» Input for this task:
[Begin]
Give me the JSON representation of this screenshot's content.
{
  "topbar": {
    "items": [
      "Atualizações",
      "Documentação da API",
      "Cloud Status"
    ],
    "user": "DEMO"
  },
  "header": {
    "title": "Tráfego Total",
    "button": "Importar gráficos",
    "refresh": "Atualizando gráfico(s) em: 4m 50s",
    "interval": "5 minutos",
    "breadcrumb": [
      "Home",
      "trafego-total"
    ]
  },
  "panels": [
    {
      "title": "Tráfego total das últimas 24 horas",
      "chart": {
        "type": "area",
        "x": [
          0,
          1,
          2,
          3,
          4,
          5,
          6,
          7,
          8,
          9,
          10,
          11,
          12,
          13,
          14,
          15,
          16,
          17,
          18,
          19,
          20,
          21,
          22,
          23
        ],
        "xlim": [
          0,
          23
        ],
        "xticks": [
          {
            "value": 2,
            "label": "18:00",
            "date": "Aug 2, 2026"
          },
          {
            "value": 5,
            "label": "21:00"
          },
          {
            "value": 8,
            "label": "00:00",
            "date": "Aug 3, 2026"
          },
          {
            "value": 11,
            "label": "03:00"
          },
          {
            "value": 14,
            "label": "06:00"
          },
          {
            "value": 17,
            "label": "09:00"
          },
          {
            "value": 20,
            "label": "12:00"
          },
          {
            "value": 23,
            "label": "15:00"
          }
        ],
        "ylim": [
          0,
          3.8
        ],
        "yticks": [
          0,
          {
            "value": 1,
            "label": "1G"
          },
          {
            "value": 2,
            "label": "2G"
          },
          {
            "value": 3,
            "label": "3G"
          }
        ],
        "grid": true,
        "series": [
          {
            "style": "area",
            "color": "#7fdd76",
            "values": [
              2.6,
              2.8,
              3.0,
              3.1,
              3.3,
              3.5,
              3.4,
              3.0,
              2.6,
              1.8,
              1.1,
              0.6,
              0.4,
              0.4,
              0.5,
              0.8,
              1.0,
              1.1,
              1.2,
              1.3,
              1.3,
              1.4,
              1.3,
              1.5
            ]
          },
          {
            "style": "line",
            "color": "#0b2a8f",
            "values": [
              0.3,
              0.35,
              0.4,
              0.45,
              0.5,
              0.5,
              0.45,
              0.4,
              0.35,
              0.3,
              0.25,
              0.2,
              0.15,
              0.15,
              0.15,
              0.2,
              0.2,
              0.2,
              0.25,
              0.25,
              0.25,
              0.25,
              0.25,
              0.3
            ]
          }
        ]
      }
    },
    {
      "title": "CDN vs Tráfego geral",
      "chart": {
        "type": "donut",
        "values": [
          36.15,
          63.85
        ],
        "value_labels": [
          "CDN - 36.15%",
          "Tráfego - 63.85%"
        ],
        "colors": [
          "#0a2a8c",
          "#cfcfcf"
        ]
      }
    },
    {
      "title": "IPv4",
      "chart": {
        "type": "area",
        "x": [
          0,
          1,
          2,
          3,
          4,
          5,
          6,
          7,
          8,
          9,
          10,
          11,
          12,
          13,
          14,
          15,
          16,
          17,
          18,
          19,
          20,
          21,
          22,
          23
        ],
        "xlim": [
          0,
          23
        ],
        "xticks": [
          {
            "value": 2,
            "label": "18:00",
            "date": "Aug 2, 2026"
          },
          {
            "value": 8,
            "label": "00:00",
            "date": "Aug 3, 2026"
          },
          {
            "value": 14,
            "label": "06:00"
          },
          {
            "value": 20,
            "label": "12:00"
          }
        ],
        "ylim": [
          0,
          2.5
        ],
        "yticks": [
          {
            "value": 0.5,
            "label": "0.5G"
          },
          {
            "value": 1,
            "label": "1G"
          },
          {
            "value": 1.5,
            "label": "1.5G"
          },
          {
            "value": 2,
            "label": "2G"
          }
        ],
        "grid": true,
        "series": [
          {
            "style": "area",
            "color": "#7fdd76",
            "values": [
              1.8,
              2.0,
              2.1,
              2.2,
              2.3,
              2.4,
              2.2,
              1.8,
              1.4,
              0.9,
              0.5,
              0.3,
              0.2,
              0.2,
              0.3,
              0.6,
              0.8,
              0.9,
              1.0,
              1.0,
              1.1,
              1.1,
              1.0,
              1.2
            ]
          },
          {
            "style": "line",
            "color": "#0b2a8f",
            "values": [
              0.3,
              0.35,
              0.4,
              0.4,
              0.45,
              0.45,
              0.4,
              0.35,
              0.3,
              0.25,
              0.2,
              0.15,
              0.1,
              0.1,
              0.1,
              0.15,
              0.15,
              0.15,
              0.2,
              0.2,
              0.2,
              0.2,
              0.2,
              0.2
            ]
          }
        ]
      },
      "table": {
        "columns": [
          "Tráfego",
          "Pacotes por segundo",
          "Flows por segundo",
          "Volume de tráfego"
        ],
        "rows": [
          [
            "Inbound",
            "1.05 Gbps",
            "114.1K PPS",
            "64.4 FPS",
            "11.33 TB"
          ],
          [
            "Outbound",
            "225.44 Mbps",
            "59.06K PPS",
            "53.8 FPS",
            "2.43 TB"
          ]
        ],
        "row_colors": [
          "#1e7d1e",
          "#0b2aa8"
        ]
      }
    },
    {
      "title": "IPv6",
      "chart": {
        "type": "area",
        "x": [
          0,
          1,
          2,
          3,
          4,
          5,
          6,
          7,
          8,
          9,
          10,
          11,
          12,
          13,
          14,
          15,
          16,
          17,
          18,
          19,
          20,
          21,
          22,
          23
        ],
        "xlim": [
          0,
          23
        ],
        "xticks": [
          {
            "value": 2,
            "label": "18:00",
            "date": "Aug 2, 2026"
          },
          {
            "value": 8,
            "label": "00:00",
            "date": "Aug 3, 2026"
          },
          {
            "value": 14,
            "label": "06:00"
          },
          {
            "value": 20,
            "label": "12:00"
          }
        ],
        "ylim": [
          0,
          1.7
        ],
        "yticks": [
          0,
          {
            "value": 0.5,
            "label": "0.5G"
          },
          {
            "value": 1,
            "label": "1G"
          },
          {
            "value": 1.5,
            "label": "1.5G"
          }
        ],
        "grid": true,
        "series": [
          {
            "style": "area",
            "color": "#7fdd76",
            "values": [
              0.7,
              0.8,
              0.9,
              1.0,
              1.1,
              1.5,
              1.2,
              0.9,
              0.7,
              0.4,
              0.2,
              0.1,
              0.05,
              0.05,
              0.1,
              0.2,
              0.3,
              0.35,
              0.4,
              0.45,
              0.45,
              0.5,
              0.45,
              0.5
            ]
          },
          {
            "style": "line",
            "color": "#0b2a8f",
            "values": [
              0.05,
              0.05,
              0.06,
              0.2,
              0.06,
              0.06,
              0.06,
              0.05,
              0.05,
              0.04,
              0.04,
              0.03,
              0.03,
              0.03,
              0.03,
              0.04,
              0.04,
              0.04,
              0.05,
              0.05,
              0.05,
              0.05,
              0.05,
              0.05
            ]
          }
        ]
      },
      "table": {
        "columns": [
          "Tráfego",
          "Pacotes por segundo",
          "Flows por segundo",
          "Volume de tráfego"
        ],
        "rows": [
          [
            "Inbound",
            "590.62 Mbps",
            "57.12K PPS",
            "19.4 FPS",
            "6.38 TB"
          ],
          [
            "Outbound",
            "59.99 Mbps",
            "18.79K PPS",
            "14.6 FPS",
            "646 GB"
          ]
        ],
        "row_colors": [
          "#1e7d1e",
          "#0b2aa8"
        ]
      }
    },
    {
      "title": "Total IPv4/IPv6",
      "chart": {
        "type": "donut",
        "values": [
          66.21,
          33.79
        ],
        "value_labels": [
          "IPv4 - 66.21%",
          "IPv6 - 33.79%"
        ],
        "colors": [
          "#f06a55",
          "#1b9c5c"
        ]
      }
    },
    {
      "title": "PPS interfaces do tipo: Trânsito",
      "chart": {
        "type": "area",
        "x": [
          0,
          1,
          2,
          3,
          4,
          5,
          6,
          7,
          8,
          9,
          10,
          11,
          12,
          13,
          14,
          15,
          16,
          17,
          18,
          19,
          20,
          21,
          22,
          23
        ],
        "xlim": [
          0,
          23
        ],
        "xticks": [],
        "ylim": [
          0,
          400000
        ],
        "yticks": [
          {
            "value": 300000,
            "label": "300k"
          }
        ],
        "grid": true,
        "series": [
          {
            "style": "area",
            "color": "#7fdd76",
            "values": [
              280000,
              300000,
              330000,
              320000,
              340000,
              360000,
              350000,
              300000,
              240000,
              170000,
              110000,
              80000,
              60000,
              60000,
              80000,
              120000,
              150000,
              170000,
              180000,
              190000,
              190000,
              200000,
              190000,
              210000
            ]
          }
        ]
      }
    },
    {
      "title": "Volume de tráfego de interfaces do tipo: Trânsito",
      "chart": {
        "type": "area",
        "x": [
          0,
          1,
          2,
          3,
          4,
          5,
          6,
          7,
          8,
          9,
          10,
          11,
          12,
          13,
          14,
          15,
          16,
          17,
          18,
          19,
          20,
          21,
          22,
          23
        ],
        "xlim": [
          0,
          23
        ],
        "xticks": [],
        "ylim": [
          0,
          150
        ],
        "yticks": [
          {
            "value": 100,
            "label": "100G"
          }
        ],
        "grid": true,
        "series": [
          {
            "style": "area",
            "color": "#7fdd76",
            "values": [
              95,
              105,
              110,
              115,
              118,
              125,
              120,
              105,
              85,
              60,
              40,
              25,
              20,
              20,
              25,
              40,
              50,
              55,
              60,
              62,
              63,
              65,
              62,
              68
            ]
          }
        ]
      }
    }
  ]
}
[End]
» What the task requires:
Look over the listing. Pull out every line with the string "interfaces" in it.

» Result below:
      "title": "PPS interfaces do tipo: Trânsito",
      "title": "Volume de tráfego de interfaces do tipo: Trânsito",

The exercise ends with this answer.